* _Travail à faire_
- 1) Répondez à ces questions sur l'extrait :
(a) Quelle société recommande d'éviter toute exposition aux écrans avant deux ans ?
(b) Qui a développé la règle des 3-6-9-12 ?
(c) Avant 3 ans, quels appareils peuvent être introduits sans remplacer les jeux traditionnels ?
- 2) Dans l'extrait, recopiez tel quel tout ce qui va de « Règle des 3-6-9-12 à » jusqu'à « enfants sans accompagnement. ».

En Amérique du Nord et en Europe, plusieurs directions de santé publique et associations de pédiatre ont formulé des recommandations concernant l’exposition des enfants aux écrans. A titre d’illustration, la société canadienne de pédiatrie recommande d’éviter toute exposition avant deux ans, de limiter le temps passé devant un écran à moins d’une heure par jour entre deux et quatre ans, à deux par jours pour les enfants et jeunes de 5 à 17 ans. L’académie américaine de pédiatrie, pour sa part, ne spécifie plus de limites quotidiennes par tranche d’âge mais insiste plutôt sur le fait qu’il incombe aux parents de fixer des limites.

De même, en France, la communication sur des repères (notamment règle des 3-6-9-12, voir encadré) s’accompagne du message selon lequel il s’agit surtout de parvenir à un accord, dans un dialogue avec les enfants, sur l’intérêt de limiter l’usage des écrans, en mesurant et limitant le temps passé.

 

Règle des 3-6-9-12 à destination des parents, développée par Serge Tisseron

https://www.3-6-9-12.org

 

Avant 3 ans : évitez la télévision et les écrans non interactifs car ils contribuent à renforcer la passivité des jeunes enfants et à les éloigner de ceux dont ils ont fondamentalement besoin à cet âge : interagir avec leur environnement en utilisant leurs sens (toucher, voir, entendre, bouger, etc.). Les tablettes tactiles, interactives par nature, peuvent être introduites mais ne doivent en aucun cas se substituer aux jeux traditionnels ni être manipulées par les enfants sans accompagnement.

* _Données fournies_
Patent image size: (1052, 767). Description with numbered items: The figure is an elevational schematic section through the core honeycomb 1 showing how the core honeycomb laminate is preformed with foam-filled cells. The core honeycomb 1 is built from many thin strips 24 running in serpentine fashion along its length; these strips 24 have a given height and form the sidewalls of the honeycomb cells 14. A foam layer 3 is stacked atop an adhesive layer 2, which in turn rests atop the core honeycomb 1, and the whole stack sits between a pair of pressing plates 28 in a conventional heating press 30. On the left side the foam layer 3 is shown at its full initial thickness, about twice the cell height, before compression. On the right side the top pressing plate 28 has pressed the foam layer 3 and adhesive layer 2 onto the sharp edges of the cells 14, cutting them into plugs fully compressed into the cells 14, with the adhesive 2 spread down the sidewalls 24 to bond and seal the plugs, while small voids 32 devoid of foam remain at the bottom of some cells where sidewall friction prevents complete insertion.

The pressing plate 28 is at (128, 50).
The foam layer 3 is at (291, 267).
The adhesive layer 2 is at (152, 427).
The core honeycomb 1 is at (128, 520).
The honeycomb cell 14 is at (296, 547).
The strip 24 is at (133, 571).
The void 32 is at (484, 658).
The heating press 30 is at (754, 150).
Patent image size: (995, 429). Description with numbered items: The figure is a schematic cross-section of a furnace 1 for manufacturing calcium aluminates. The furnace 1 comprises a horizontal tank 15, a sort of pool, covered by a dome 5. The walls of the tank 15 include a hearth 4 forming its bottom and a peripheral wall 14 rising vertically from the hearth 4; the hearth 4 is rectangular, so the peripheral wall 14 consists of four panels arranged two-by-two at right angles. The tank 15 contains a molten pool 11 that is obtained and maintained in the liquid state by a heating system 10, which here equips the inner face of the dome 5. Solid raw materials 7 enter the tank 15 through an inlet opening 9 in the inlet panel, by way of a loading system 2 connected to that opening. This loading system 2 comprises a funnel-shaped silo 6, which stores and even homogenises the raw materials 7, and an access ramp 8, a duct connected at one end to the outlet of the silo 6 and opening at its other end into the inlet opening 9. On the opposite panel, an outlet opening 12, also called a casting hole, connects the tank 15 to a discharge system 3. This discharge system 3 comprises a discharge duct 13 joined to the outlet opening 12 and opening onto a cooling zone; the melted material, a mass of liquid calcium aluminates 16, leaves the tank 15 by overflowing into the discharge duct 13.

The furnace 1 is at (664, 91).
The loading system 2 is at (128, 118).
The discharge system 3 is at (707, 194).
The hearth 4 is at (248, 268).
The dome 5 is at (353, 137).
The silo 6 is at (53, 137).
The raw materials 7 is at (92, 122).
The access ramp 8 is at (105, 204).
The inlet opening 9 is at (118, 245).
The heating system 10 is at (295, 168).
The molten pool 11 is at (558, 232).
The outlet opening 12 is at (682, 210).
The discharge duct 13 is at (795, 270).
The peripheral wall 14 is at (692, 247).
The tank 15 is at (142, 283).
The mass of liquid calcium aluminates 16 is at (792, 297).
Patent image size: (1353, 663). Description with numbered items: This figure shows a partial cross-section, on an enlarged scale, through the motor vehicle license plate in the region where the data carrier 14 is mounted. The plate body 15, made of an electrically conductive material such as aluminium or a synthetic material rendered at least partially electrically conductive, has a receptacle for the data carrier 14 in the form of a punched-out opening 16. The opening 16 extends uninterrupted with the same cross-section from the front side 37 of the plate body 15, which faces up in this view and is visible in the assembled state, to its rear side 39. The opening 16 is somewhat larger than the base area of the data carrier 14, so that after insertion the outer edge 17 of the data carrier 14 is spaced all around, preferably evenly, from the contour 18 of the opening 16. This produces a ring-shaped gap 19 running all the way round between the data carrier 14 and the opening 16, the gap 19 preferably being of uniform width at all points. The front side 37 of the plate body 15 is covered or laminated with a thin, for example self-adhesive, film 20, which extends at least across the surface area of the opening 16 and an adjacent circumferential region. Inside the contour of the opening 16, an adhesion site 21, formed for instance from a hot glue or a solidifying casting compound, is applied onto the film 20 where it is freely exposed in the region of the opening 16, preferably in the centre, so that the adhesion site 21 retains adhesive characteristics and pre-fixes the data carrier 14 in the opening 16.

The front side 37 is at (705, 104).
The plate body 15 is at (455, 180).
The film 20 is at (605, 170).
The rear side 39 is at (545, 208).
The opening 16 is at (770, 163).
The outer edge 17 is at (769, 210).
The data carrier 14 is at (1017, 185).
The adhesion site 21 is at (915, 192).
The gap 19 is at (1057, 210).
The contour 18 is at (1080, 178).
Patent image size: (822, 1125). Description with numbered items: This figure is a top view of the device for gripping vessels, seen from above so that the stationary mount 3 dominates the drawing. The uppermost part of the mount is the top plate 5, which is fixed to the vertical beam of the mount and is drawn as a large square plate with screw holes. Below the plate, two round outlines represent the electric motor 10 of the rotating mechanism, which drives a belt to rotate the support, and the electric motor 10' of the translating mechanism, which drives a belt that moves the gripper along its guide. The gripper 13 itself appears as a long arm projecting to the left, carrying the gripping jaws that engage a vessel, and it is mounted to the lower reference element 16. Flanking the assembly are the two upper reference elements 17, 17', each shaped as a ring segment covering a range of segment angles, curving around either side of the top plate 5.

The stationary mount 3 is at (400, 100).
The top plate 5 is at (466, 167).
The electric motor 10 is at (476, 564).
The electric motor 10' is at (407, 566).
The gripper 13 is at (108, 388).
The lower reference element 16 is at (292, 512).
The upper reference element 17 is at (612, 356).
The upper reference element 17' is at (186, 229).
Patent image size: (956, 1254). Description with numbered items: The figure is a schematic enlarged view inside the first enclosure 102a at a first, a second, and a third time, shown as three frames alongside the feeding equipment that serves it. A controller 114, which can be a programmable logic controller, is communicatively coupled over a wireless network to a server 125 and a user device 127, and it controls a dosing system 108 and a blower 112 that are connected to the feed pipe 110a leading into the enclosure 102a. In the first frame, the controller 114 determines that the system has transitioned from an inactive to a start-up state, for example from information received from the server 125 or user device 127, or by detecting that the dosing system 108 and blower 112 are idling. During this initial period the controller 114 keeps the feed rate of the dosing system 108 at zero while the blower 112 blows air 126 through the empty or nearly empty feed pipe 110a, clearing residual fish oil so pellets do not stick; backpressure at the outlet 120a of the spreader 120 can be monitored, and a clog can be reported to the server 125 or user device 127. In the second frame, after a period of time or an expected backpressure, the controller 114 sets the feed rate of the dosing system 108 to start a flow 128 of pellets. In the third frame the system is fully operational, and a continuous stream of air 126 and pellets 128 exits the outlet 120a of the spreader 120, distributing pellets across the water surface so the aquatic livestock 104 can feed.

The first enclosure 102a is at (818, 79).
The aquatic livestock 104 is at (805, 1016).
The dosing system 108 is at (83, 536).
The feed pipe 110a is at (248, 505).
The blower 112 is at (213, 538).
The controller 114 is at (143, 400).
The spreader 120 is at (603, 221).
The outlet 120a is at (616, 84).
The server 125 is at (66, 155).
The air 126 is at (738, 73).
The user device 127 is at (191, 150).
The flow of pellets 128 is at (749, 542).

* _Réponses par consigne_
- 1)
(a) La société canadienne de pédiatrie.
(b) Serge Tisseron.
(c) Les tablettes tactiles.

- 2)
Règle des 3-6-9-12 à destination des parents, développée par Serge Tisseron

https://www.3-6-9-12.org

 

Avant 3 ans : évitez la télévision et les écrans non interactifs car ils contribuent à renforcer la passivité des jeunes enfants et à les éloigner de ceux dont ils ont fondamentalement besoin à cet âge : interagir avec leur environnement en utilisant leurs sens (toucher, voir, entendre, bouger, etc.). Les tablettes tactiles, interactives par nature, peuvent être introduites mais ne doivent en aucun cas se substituer aux jeux traditionnels ni être manipulées par les enfants sans accompagnement.